----- Data supplied

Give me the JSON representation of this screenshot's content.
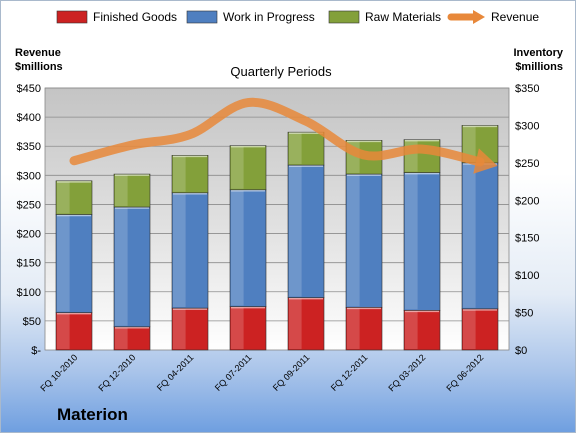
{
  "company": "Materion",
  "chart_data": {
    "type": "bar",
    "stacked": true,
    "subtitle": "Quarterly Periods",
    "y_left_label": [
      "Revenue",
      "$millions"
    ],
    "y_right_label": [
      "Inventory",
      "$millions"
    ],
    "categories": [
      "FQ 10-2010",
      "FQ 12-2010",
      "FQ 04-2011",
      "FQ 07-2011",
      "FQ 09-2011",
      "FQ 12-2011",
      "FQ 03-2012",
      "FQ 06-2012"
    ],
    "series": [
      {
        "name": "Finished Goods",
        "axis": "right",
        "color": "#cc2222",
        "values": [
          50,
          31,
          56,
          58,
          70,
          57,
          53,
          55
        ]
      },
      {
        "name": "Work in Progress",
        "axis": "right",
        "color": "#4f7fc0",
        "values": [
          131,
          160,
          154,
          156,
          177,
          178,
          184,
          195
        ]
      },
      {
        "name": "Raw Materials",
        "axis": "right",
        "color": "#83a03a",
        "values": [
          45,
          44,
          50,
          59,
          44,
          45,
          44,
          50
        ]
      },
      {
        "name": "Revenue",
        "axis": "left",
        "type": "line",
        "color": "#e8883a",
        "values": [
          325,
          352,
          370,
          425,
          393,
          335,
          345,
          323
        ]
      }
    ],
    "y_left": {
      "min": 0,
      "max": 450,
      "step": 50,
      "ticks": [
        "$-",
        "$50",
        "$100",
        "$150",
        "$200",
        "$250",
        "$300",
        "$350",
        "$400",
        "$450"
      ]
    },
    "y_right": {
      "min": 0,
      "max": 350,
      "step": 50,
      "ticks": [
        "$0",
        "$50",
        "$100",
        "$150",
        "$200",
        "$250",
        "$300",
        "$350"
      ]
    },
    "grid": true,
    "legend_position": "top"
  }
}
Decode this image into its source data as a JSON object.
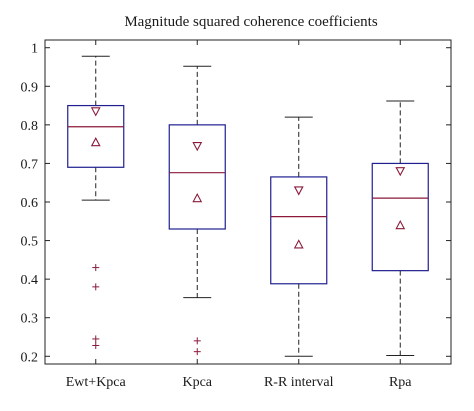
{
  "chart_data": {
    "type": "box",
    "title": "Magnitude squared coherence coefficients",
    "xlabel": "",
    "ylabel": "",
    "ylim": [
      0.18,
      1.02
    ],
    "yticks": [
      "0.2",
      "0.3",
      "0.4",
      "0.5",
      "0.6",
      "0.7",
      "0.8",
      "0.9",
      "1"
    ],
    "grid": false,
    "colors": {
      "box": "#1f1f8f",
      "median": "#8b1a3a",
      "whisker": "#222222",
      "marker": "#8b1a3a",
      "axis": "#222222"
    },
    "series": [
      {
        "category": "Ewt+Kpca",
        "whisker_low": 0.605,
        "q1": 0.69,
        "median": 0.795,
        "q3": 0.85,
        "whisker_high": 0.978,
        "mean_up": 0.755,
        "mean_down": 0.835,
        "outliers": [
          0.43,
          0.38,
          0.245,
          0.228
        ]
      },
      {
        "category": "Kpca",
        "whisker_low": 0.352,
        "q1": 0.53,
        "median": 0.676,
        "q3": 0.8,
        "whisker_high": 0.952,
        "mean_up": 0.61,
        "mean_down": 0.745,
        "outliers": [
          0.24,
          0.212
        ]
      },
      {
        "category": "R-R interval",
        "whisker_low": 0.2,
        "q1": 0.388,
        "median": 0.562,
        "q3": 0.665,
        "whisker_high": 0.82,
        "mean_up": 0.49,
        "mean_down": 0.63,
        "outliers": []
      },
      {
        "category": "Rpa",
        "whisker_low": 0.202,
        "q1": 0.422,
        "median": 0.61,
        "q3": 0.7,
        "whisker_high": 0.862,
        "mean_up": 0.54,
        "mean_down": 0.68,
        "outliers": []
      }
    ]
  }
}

----------

**Objective:** Retype the entries word for word. Omit any images.

**Response to the task:**
Give me the JSON representation of this screenshot's content.
{
  "company": "Materion",
  "chart_data": {
    "type": "bar",
    "stacked": true,
    "subtitle": "Quarterly Periods",
    "y_left_label": [
      "Revenue",
      "$millions"
    ],
    "y_right_label": [
      "Inventory",
      "$millions"
    ],
    "categories": [
      "FQ 10-2010",
      "FQ 12-2010",
      "FQ 04-2011",
      "FQ 07-2011",
      "FQ 09-2011",
      "FQ 12-2011",
      "FQ 03-2012",
      "FQ 06-2012"
    ],
    "series": [
      {
        "name": "Finished Goods",
        "axis": "right",
        "color": "#cc2222",
        "values": [
          50,
          31,
          56,
          58,
          70,
          57,
          53,
          55
        ]
      },
      {
        "name": "Work in Progress",
        "axis": "right",
        "color": "#4f7fc0",
        "values": [
          131,
          160,
          154,
          156,
          177,
          178,
          184,
          195
        ]
      },
      {
        "name": "Raw Materials",
        "axis": "right",
        "color": "#83a03a",
        "values": [
          45,
          44,
          50,
          59,
          44,
          45,
          44,
          50
        ]
      },
      {
        "name": "Revenue",
        "axis": "left",
        "type": "line",
        "color": "#e8883a",
        "values": [
          325,
          352,
          370,
          425,
          393,
          335,
          345,
          323
        ]
      }
    ],
    "y_left": {
      "min": 0,
      "max": 450,
      "step": 50,
      "ticks": [
        "$-",
        "$50",
        "$100",
        "$150",
        "$200",
        "$250",
        "$300",
        "$350",
        "$400",
        "$450"
      ]
    },
    "y_right": {
      "min": 0,
      "max": 350,
      "step": 50,
      "ticks": [
        "$0",
        "$50",
        "$100",
        "$150",
        "$200",
        "$250",
        "$300",
        "$350"
      ]
    },
    "grid": true,
    "legend_position": "top"
  }
}
Decode this image into its source data as a JSON object.
{
  "chart_data": {
    "type": "box",
    "title": "Magnitude squared coherence coefficients",
    "xlabel": "",
    "ylabel": "",
    "ylim": [
      0.18,
      1.02
    ],
    "yticks": [
      "0.2",
      "0.3",
      "0.4",
      "0.5",
      "0.6",
      "0.7",
      "0.8",
      "0.9",
      "1"
    ],
    "grid": false,
    "colors": {
      "box": "#1f1f8f",
      "median": "#8b1a3a",
      "whisker": "#222222",
      "marker": "#8b1a3a",
      "axis": "#222222"
    },
    "series": [
      {
        "category": "Ewt+Kpca",
        "whisker_low": 0.605,
        "q1": 0.69,
        "median": 0.795,
        "q3": 0.85,
        "whisker_high": 0.978,
        "mean_up": 0.755,
        "mean_down": 0.835,
        "outliers": [
          0.43,
          0.38,
          0.245,
          0.228
        ]
      },
      {
        "category": "Kpca",
        "whisker_low": 0.352,
        "q1": 0.53,
        "median": 0.676,
        "q3": 0.8,
        "whisker_high": 0.952,
        "mean_up": 0.61,
        "mean_down": 0.745,
        "outliers": [
          0.24,
          0.212
        ]
      },
      {
        "category": "R-R interval",
        "whisker_low": 0.2,
        "q1": 0.388,
        "median": 0.562,
        "q3": 0.665,
        "whisker_high": 0.82,
        "mean_up": 0.49,
        "mean_down": 0.63,
        "outliers": []
      },
      {
        "category": "Rpa",
        "whisker_low": 0.202,
        "q1": 0.422,
        "median": 0.61,
        "q3": 0.7,
        "whisker_high": 0.862,
        "mean_up": 0.54,
        "mean_down": 0.68,
        "outliers": []
      }
    ]
  }
}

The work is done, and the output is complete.